Goal -
Pull out every line of the listing below that contains the string "SundayMondayTuesdayWednesdayThursdayFrid".

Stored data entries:
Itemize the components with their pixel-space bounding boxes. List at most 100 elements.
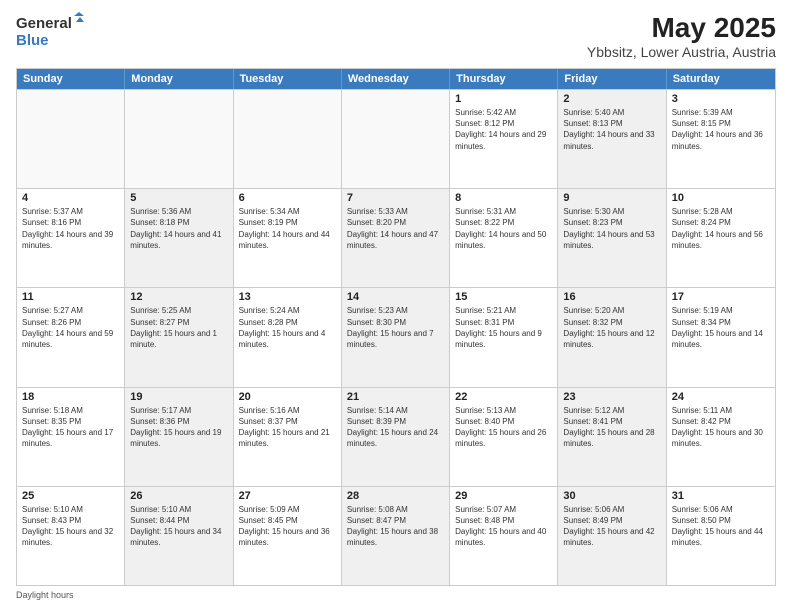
day-info-27: Sunrise: 5:09 AMSunset: 8:45 PMDaylight:…	[239, 504, 336, 549]
day-info-31: Sunrise: 5:06 AMSunset: 8:50 PMDaylight:…	[672, 504, 770, 549]
header-cell-friday: Friday	[558, 69, 666, 89]
day-number-3: 3	[672, 93, 770, 105]
day-number-18: 18	[22, 391, 119, 403]
day-info-4: Sunrise: 5:37 AMSunset: 8:16 PMDaylight:…	[22, 206, 119, 251]
day-cell-11: 11 Sunrise: 5:27 AMSunset: 8:26 PMDayligh…	[17, 288, 125, 386]
day-info-20: Sunrise: 5:16 AMSunset: 8:37 PMDaylight:…	[239, 405, 336, 450]
day-info-14: Sunrise: 5:23 AMSunset: 8:30 PMDaylight:…	[347, 305, 444, 350]
day-cell-5: 5 Sunrise: 5:36 AMSunset: 8:18 PMDaylight…	[125, 189, 233, 287]
header-cell-saturday: Saturday	[667, 69, 775, 89]
svg-text:Blue: Blue	[16, 32, 49, 48]
day-number-11: 11	[22, 291, 119, 303]
day-info-15: Sunrise: 5:21 AMSunset: 8:31 PMDaylight:…	[455, 305, 552, 350]
day-number-16: 16	[563, 291, 660, 303]
day-cell-4: 4 Sunrise: 5:37 AMSunset: 8:16 PMDaylight…	[17, 189, 125, 287]
day-info-17: Sunrise: 5:19 AMSunset: 8:34 PMDaylight:…	[672, 305, 770, 350]
day-number-2: 2	[563, 93, 660, 105]
day-info-3: Sunrise: 5:39 AMSunset: 8:15 PMDaylight:…	[672, 107, 770, 152]
day-number-1: 1	[455, 93, 552, 105]
header-cell-monday: Monday	[125, 69, 233, 89]
day-number-27: 27	[239, 490, 336, 502]
day-cell-21: 21 Sunrise: 5:14 AMSunset: 8:39 PMDayligh…	[342, 388, 450, 486]
day-info-7: Sunrise: 5:33 AMSunset: 8:20 PMDaylight:…	[347, 206, 444, 251]
day-cell-17: 17Sunrise: 5:19 AMSunset: 8:34 PMDayligh…	[667, 288, 775, 386]
day-info-6: Sunrise: 5:34 AMSunset: 8:19 PMDaylight:…	[239, 206, 336, 251]
empty-cell-w0-d2	[234, 90, 342, 188]
header-cell-thursday: Thursday	[450, 69, 558, 89]
day-number-30: 30	[563, 490, 660, 502]
day-number-15: 15	[455, 291, 552, 303]
day-cell-1: 1 Sunrise: 5:42 AMSunset: 8:12 PMDaylight…	[450, 90, 558, 188]
week-row-4: 18 Sunrise: 5:18 AMSunset: 8:35 PMDayligh…	[17, 387, 775, 486]
day-cell-7: 7 Sunrise: 5:33 AMSunset: 8:20 PMDaylight…	[342, 189, 450, 287]
day-cell-6: 6 Sunrise: 5:34 AMSunset: 8:19 PMDaylight…	[234, 189, 342, 287]
day-info-18: Sunrise: 5:18 AMSunset: 8:35 PMDaylight:…	[22, 405, 119, 450]
day-number-6: 6	[239, 192, 336, 204]
day-number-9: 9	[563, 192, 660, 204]
day-cell-22: 22Sunrise: 5:13 AMSunset: 8:40 PMDayligh…	[450, 388, 558, 486]
day-cell-2: 2 Sunrise: 5:40 AMSunset: 8:13 PMDaylight…	[558, 90, 666, 188]
day-info-8: Sunrise: 5:31 AMSunset: 8:22 PMDaylight:…	[455, 206, 552, 251]
calendar: SundayMondayTuesdayWednesdayThursdayFrid…	[16, 68, 776, 586]
day-number-21: 21	[347, 391, 444, 403]
day-number-5: 5	[130, 192, 227, 204]
day-cell-16: 16 Sunrise: 5:20 AMSunset: 8:32 PMDayligh…	[558, 288, 666, 386]
day-info-9: Sunrise: 5:30 AMSunset: 8:23 PMDaylight:…	[563, 206, 660, 251]
day-number-25: 25	[22, 490, 119, 502]
day-cell-26: 26Sunrise: 5:10 AMSunset: 8:44 PMDayligh…	[125, 487, 233, 585]
day-cell-19: 19 Sunrise: 5:17 AMSunset: 8:36 PMDayligh…	[125, 388, 233, 486]
day-number-19: 19	[130, 391, 227, 403]
title-block: May 2025 Ybbsitz, Lower Austria, Austria	[587, 12, 776, 60]
day-number-23: 23	[563, 391, 660, 403]
day-info-11: Sunrise: 5:27 AMSunset: 8:26 PMDaylight:…	[22, 305, 119, 350]
empty-cell-w0-d0	[17, 90, 125, 188]
day-cell-24: 24 Sunrise: 5:11 AMSunset: 8:42 PMDayligh…	[667, 388, 775, 486]
day-number-14: 14	[347, 291, 444, 303]
day-info-5: Sunrise: 5:36 AMSunset: 8:18 PMDaylight:…	[130, 206, 227, 251]
header: General Blue May 2025 Ybbsitz, Lower Aus…	[16, 12, 776, 60]
day-cell-31: 31Sunrise: 5:06 AMSunset: 8:50 PMDayligh…	[667, 487, 775, 585]
day-cell-9: 9 Sunrise: 5:30 AMSunset: 8:23 PMDaylight…	[558, 189, 666, 287]
day-info-25: Sunrise: 5:10 AMSunset: 8:43 PMDaylight:…	[22, 504, 119, 549]
week-row-5: 25 Sunrise: 5:10 AMSunset: 8:43 PMDayligh…	[17, 486, 775, 585]
day-cell-8: 8Sunrise: 5:31 AMSunset: 8:22 PMDaylight…	[450, 189, 558, 287]
day-cell-28: 28 Sunrise: 5:08 AMSunset: 8:47 PMDayligh…	[342, 487, 450, 585]
week-row-1: 1 Sunrise: 5:42 AMSunset: 8:12 PMDaylight…	[17, 89, 775, 188]
day-cell-14: 14 Sunrise: 5:23 AMSunset: 8:30 PMDayligh…	[342, 288, 450, 386]
day-info-24: Sunrise: 5:11 AMSunset: 8:42 PMDaylight:…	[672, 405, 770, 450]
day-info-16: Sunrise: 5:20 AMSunset: 8:32 PMDaylight:…	[563, 305, 660, 350]
main-title: May 2025	[587, 12, 776, 44]
day-cell-12: 12Sunrise: 5:25 AMSunset: 8:27 PMDayligh…	[125, 288, 233, 386]
subtitle: Ybbsitz, Lower Austria, Austria	[587, 44, 776, 60]
day-cell-30: 30 Sunrise: 5:06 AMSunset: 8:49 PMDayligh…	[558, 487, 666, 585]
day-cell-25: 25 Sunrise: 5:10 AMSunset: 8:43 PMDayligh…	[17, 487, 125, 585]
day-cell-10: 10Sunrise: 5:28 AMSunset: 8:24 PMDayligh…	[667, 189, 775, 287]
day-info-28: Sunrise: 5:08 AMSunset: 8:47 PMDaylight:…	[347, 504, 444, 549]
day-cell-15: 15 Sunrise: 5:21 AMSunset: 8:31 PMDayligh…	[450, 288, 558, 386]
day-info-2: Sunrise: 5:40 AMSunset: 8:13 PMDaylight:…	[563, 107, 660, 152]
day-cell-3: 3 Sunrise: 5:39 AMSunset: 8:15 PMDaylight…	[667, 90, 775, 188]
day-info-30: Sunrise: 5:06 AMSunset: 8:49 PMDaylight:…	[563, 504, 660, 549]
day-cell-18: 18 Sunrise: 5:18 AMSunset: 8:35 PMDayligh…	[17, 388, 125, 486]
day-number-28: 28	[347, 490, 444, 502]
day-cell-27: 27 Sunrise: 5:09 AMSunset: 8:45 PMDayligh…	[234, 487, 342, 585]
day-number-24: 24	[672, 391, 770, 403]
header-cell-sunday: Sunday	[17, 69, 125, 89]
day-number-12: 12	[130, 291, 227, 303]
header-cell-wednesday: Wednesday	[342, 69, 450, 89]
day-info-1: Sunrise: 5:42 AMSunset: 8:12 PMDaylight:…	[455, 107, 552, 152]
empty-cell-w0-d1	[125, 90, 233, 188]
day-number-13: 13	[239, 291, 336, 303]
day-info-10: Sunrise: 5:28 AMSunset: 8:24 PMDaylight:…	[672, 206, 770, 251]
day-number-29: 29	[455, 490, 552, 502]
day-number-26: 26	[130, 490, 227, 502]
day-number-22: 22	[455, 391, 552, 403]
day-info-29: Sunrise: 5:07 AMSunset: 8:48 PMDaylight:…	[455, 504, 552, 549]
calendar-header-row: SundayMondayTuesdayWednesdayThursdayFrid…	[17, 69, 775, 89]
day-number-7: 7	[347, 192, 444, 204]
day-info-21: Sunrise: 5:14 AMSunset: 8:39 PMDaylight:…	[347, 405, 444, 450]
day-number-4: 4	[22, 192, 119, 204]
day-cell-13: 13Sunrise: 5:24 AMSunset: 8:28 PMDayligh…	[234, 288, 342, 386]
day-info-19: Sunrise: 5:17 AMSunset: 8:36 PMDaylight:…	[130, 405, 227, 450]
week-row-3: 11 Sunrise: 5:27 AMSunset: 8:26 PMDayligh…	[17, 287, 775, 386]
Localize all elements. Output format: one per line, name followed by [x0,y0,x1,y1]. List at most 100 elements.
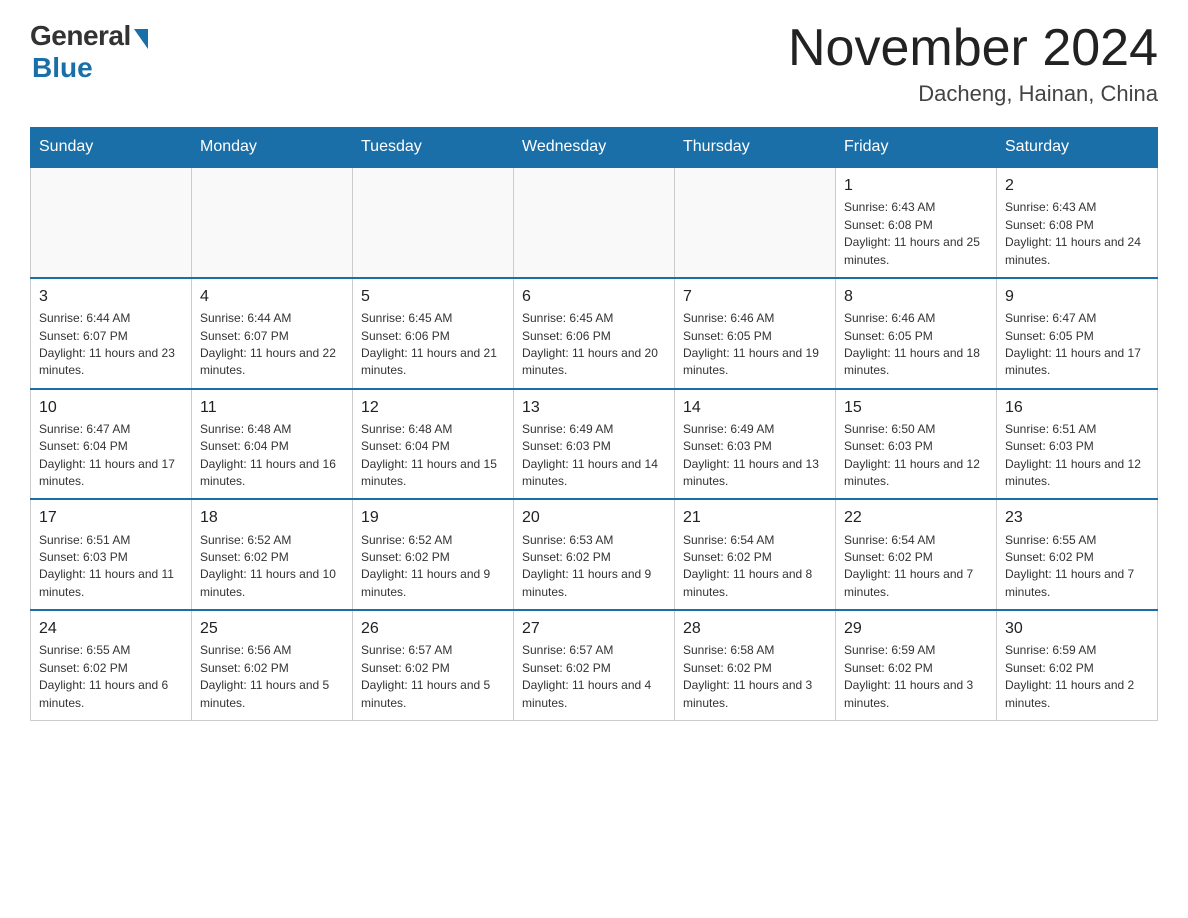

Result for this task -
calendar: SundayMondayTuesdayWednesdayThursdayFrid…	[16, 68, 776, 586]
calendar-header-row: SundayMondayTuesdayWednesdayThursdayFrid…	[17, 69, 775, 89]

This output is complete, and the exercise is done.